**WHAT NEEDS TO BE DONE**
Write every entry out again exactly, please, and skip the pictures.
-------
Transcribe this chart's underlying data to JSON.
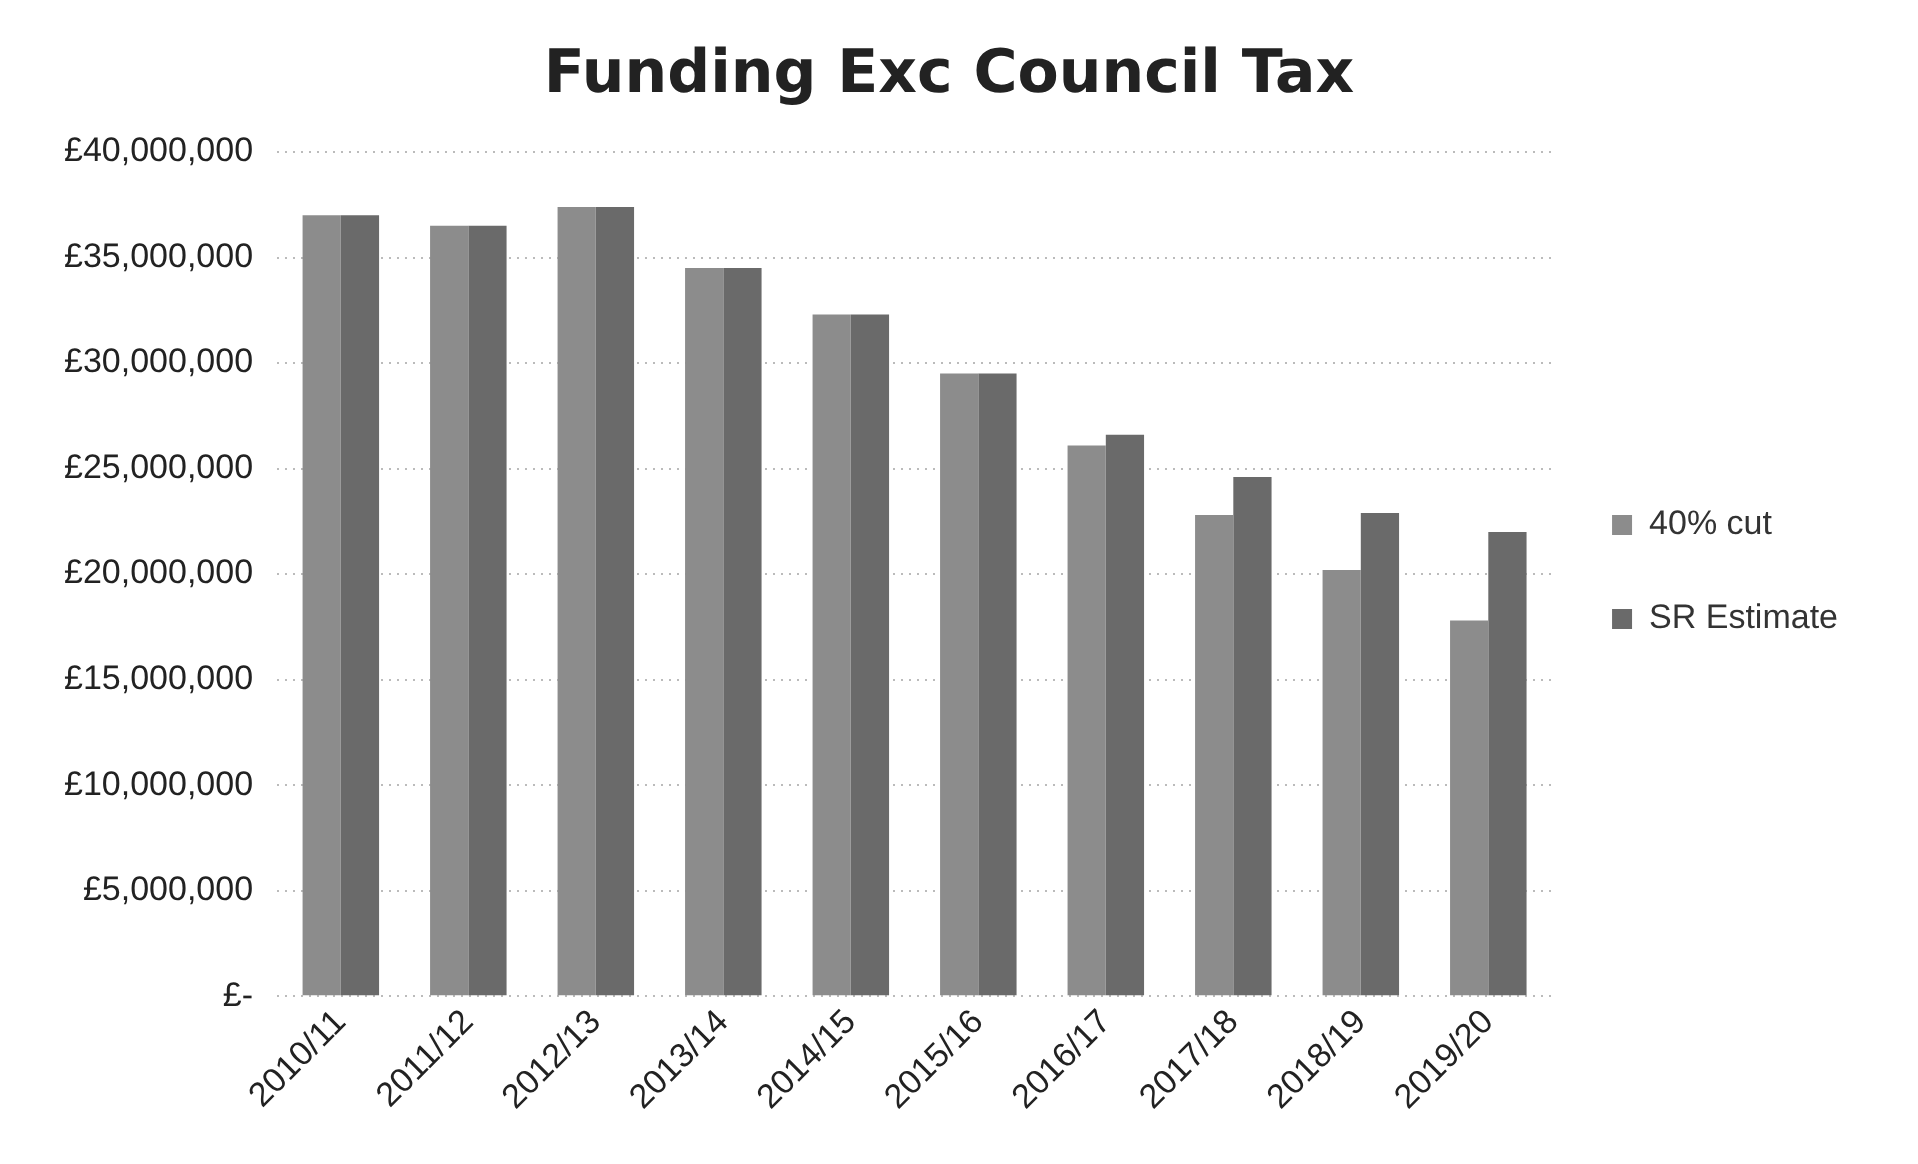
{
  "chart_data": {
    "type": "bar",
    "title": "Funding Exc Council Tax",
    "categories": [
      "2010/11",
      "2011/12",
      "2012/13",
      "2013/14",
      "2014/15",
      "2015/16",
      "2016/17",
      "2017/18",
      "2018/19",
      "2019/20"
    ],
    "series": [
      {
        "name": "40% cut",
        "color": "#8c8c8c",
        "values": [
          37000000,
          36500000,
          37400000,
          34500000,
          32300000,
          29500000,
          26100000,
          22800000,
          20200000,
          17800000
        ]
      },
      {
        "name": "SR Estimate",
        "color": "#6a6a6a",
        "values": [
          37000000,
          36500000,
          37400000,
          34500000,
          32300000,
          29500000,
          26600000,
          24600000,
          22900000,
          22000000
        ]
      }
    ],
    "ylim": [
      0,
      40000000
    ],
    "yticks": [
      {
        "value": 0,
        "label": "£-"
      },
      {
        "value": 5000000,
        "label": "£5,000,000"
      },
      {
        "value": 10000000,
        "label": "£10,000,000"
      },
      {
        "value": 15000000,
        "label": "£15,000,000"
      },
      {
        "value": 20000000,
        "label": "£20,000,000"
      },
      {
        "value": 25000000,
        "label": "£25,000,000"
      },
      {
        "value": 30000000,
        "label": "£30,000,000"
      },
      {
        "value": 35000000,
        "label": "£35,000,000"
      },
      {
        "value": 40000000,
        "label": "£40,000,000"
      }
    ],
    "grid": "y",
    "legend": "right"
  }
}
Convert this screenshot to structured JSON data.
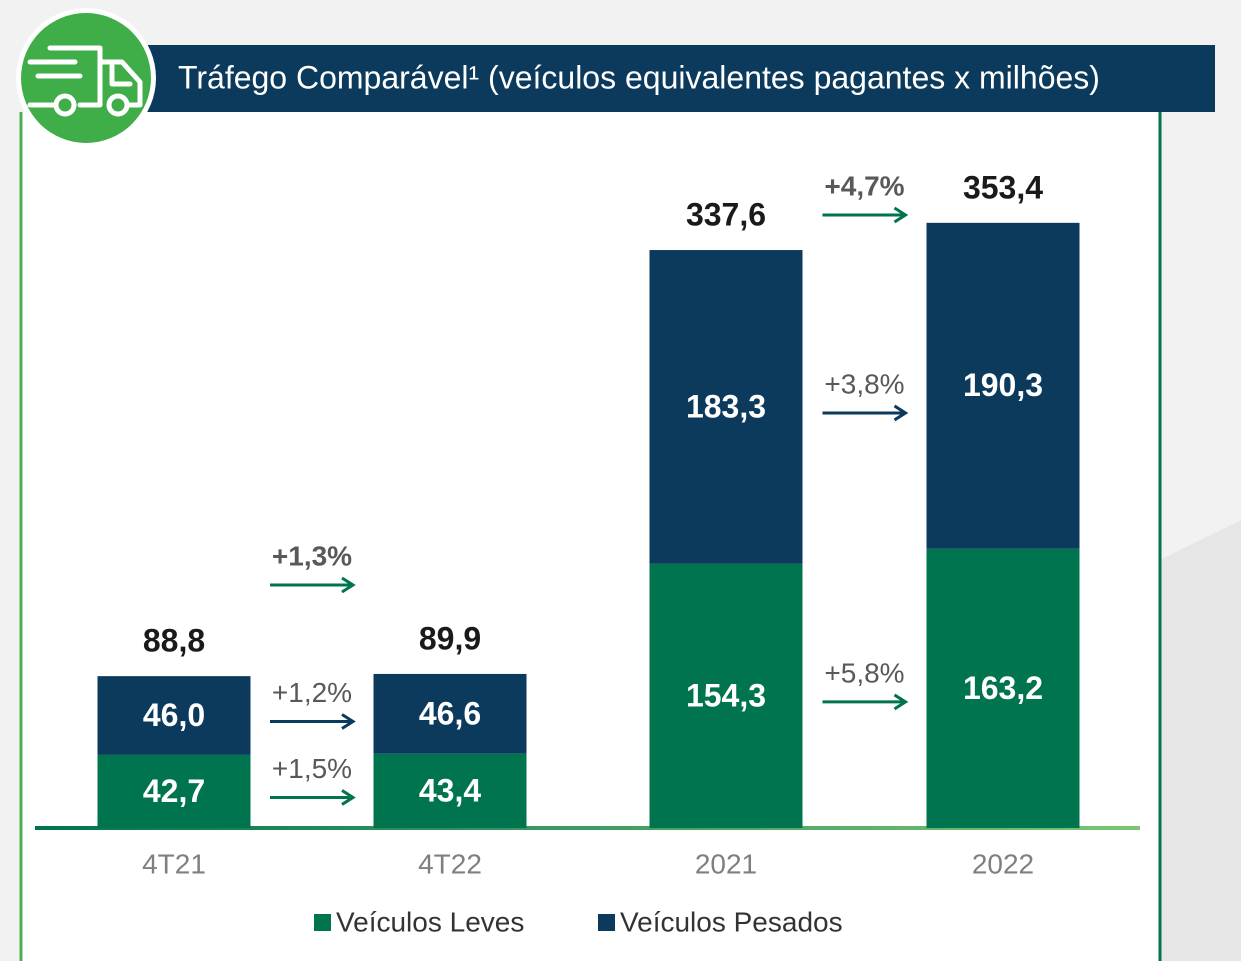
{
  "chart_data": {
    "type": "stacked_bar",
    "title": "Tráfego Comparável¹ (veículos equivalentes pagantes x milhões)",
    "categories": [
      "4T21",
      "4T22",
      "2021",
      "2022"
    ],
    "series": [
      {
        "name": "Veículos Leves",
        "color": "#00744f",
        "values": [
          42.7,
          43.4,
          154.3,
          163.2
        ],
        "value_labels": [
          "42,7",
          "43,4",
          "154,3",
          "163,2"
        ]
      },
      {
        "name": "Veículos Pesados",
        "color": "#0b3a5c",
        "values": [
          46.0,
          46.6,
          183.3,
          190.3
        ],
        "value_labels": [
          "46,0",
          "46,6",
          "183,3",
          "190,3"
        ]
      }
    ],
    "totals": {
      "values": [
        88.8,
        89.9,
        337.6,
        353.4
      ],
      "value_labels": [
        "88,8",
        "89,9",
        "337,6",
        "353,4"
      ]
    },
    "growth": [
      {
        "total": "+1,3%",
        "series": [
          "+1,5%",
          "+1,2%"
        ]
      },
      {
        "total": "+4,7%",
        "series": [
          "+5,8%",
          "+3,8%"
        ]
      }
    ]
  }
}
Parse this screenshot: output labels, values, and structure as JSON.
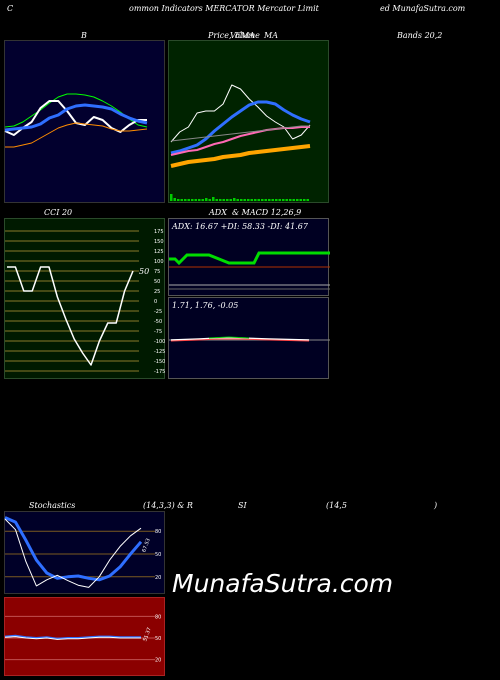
-------
**EXERCISE ANSWER**
Transcribe this chart's underlying data to JSON.
{
  "chart_data": {
    "type": "bar",
    "title": "Funding Exc Council Tax",
    "categories": [
      "2010/11",
      "2011/12",
      "2012/13",
      "2013/14",
      "2014/15",
      "2015/16",
      "2016/17",
      "2017/18",
      "2018/19",
      "2019/20"
    ],
    "series": [
      {
        "name": "40% cut",
        "color": "#8c8c8c",
        "values": [
          37000000,
          36500000,
          37400000,
          34500000,
          32300000,
          29500000,
          26100000,
          22800000,
          20200000,
          17800000
        ]
      },
      {
        "name": "SR Estimate",
        "color": "#6a6a6a",
        "values": [
          37000000,
          36500000,
          37400000,
          34500000,
          32300000,
          29500000,
          26600000,
          24600000,
          22900000,
          22000000
        ]
      }
    ],
    "ylim": [
      0,
      40000000
    ],
    "yticks": [
      {
        "value": 0,
        "label": "£-"
      },
      {
        "value": 5000000,
        "label": "£5,000,000"
      },
      {
        "value": 10000000,
        "label": "£10,000,000"
      },
      {
        "value": 15000000,
        "label": "£15,000,000"
      },
      {
        "value": 20000000,
        "label": "£20,000,000"
      },
      {
        "value": 25000000,
        "label": "£25,000,000"
      },
      {
        "value": 30000000,
        "label": "£30,000,000"
      },
      {
        "value": 35000000,
        "label": "£35,000,000"
      },
      {
        "value": 40000000,
        "label": "£40,000,000"
      }
    ],
    "grid": "y",
    "legend": "right"
  }
}
Convert this screenshot to structured JSON data.
{
  "chart_data": {
    "type": "stacked_bar",
    "title": "Tráfego Comparável¹ (veículos equivalentes pagantes x milhões)",
    "categories": [
      "4T21",
      "4T22",
      "2021",
      "2022"
    ],
    "series": [
      {
        "name": "Veículos Leves",
        "color": "#00744f",
        "values": [
          42.7,
          43.4,
          154.3,
          163.2
        ],
        "value_labels": [
          "42,7",
          "43,4",
          "154,3",
          "163,2"
        ]
      },
      {
        "name": "Veículos Pesados",
        "color": "#0b3a5c",
        "values": [
          46.0,
          46.6,
          183.3,
          190.3
        ],
        "value_labels": [
          "46,0",
          "46,6",
          "183,3",
          "190,3"
        ]
      }
    ],
    "totals": {
      "values": [
        88.8,
        89.9,
        337.6,
        353.4
      ],
      "value_labels": [
        "88,8",
        "89,9",
        "337,6",
        "353,4"
      ]
    },
    "growth": [
      {
        "total": "+1,3%",
        "series": [
          "+1,5%",
          "+1,2%"
        ]
      },
      {
        "total": "+4,7%",
        "series": [
          "+5,8%",
          "+3,8%"
        ]
      }
    ]
  }
}
Parse this screenshot: output labels, values, and structure as JSON.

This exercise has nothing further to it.